**JOB**
Any pictures in the records below should be skipped; write out everything else exactly.

-- START RECORDS FOR THE TASK --

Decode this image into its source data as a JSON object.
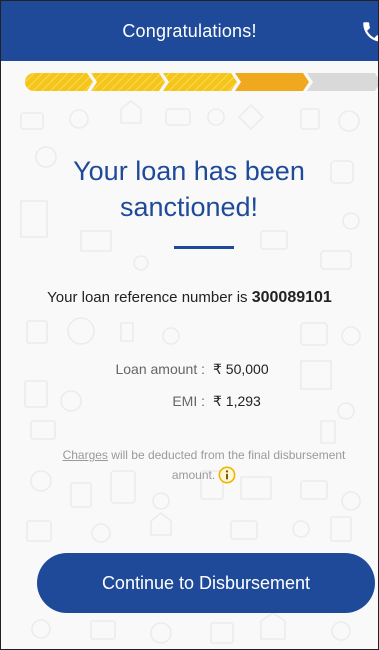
{
  "header": {
    "title": "Congratulations!",
    "phone_icon": "phone-icon"
  },
  "progress": {
    "steps_total": 5,
    "steps_completed": 3,
    "steps_active": 1,
    "colors": {
      "completed": "#f5c518",
      "active": "#f0a81e",
      "pending": "#d9d9d9"
    }
  },
  "main": {
    "headline_line1": "Your loan has been",
    "headline_line2": "sanctioned!",
    "reference_prefix": "Your loan reference number is ",
    "reference_number": "300089101",
    "details": {
      "loan_amount_label": "Loan amount :",
      "loan_amount_value": "₹ 50,000",
      "emi_label": "EMI :",
      "emi_value": "₹ 1,293"
    },
    "charges_link": "Charges",
    "charges_text": " will be deducted from the final disbursement amount.",
    "info_icon": "info-icon"
  },
  "cta": {
    "label": "Continue to Disbursement"
  },
  "colors": {
    "brand": "#1f4a9a",
    "accent": "#f5c518",
    "background": "#f9f9f9"
  }
}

-- END RECORDS FOR THE TASK --

**SOLUTION TO THIS PROBLEM**
Decode this image into its source data as a JSON object.
{
  "header": {
    "title": "Congratulations!",
    "phone_icon": "phone-icon"
  },
  "progress": {
    "steps_total": 5,
    "steps_completed": 3,
    "steps_active": 1,
    "colors": {
      "completed": "#f5c518",
      "active": "#f0a81e",
      "pending": "#d9d9d9"
    }
  },
  "main": {
    "headline_line1": "Your loan has been",
    "headline_line2": "sanctioned!",
    "reference_prefix": "Your loan reference number is ",
    "reference_number": "300089101",
    "details": {
      "loan_amount_label": "Loan amount :",
      "loan_amount_value": "₹ 50,000",
      "emi_label": "EMI :",
      "emi_value": "₹ 1,293"
    },
    "charges_link": "Charges",
    "charges_text": " will be deducted from the final disbursement amount.",
    "info_icon": "info-icon"
  },
  "cta": {
    "label": "Continue to Disbursement"
  },
  "colors": {
    "brand": "#1f4a9a",
    "accent": "#f5c518",
    "background": "#f9f9f9"
  }
}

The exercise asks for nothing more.